Exercise brief ▸
Write the material out again exactly as it stands.

═══

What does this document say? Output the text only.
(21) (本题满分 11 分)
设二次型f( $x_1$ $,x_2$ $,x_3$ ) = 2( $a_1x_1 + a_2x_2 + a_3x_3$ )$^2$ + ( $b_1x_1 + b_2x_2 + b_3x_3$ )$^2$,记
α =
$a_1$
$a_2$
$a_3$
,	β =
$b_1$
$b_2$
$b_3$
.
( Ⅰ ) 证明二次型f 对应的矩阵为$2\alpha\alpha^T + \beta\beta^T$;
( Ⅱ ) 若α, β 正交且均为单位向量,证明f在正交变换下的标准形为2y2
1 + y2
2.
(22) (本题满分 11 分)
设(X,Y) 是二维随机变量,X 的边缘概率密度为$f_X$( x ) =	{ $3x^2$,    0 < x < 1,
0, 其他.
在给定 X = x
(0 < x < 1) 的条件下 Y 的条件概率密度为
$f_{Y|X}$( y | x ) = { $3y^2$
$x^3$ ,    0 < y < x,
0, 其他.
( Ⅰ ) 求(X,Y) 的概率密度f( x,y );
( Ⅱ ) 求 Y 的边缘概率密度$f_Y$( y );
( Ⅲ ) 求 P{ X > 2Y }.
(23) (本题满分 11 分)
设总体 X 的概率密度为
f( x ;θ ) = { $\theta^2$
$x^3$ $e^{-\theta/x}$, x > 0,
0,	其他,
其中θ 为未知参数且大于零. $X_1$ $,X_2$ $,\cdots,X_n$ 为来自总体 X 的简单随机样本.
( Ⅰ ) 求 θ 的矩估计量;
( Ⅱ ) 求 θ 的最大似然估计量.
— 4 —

═══

Finished task ▸
What does this document say? Output the text only.
(21) (本题满分 11 分)
设二次型f( $x_1$ $,x_2$ $,x_3$ ) = 2( $a_1x_1 + a_2x_2 + a_3x_3$ )$^2$ + ( $b_1x_1 + b_2x_2 + b_3x_3$ )$^2$,记
α =
$a_1$
$a_2$
$a_3$
,	β =
$b_1$
$b_2$
$b_3$
.
( Ⅰ ) 证明二次型f 对应的矩阵为$2\alpha\alpha^T + \beta\beta^T$;
( Ⅱ ) 若α, β 正交且均为单位向量,证明f在正交变换下的标准形为2y2
1 + y2
2.
(22) (本题满分 11 分)
设(X,Y) 是二维随机变量,X 的边缘概率密度为$f_X$( x ) =	{ $3x^2$,    0 < x < 1,
0, 其他.
在给定 X = x
(0 < x < 1) 的条件下 Y 的条件概率密度为
$f_{Y|X}$( y | x ) = { $3y^2$
$x^3$ ,    0 < y < x,
0, 其他.
( Ⅰ ) 求(X,Y) 的概率密度f( x,y );
( Ⅱ ) 求 Y 的边缘概率密度$f_Y$( y );
( Ⅲ ) 求 P{ X > 2Y }.
(23) (本题满分 11 分)
设总体 X 的概率密度为
f( x ;θ ) = { $\theta^2$
$x^3$ $e^{-\theta/x}$, x > 0,
0,	其他,
其中θ 为未知参数且大于零. $X_1$ $,X_2$ $,\cdots,X_n$ 为来自总体 X 的简单随机样本.
( Ⅰ ) 求 θ 的矩估计量;
( Ⅱ ) 求 θ 的最大似然估计量.
— 4 —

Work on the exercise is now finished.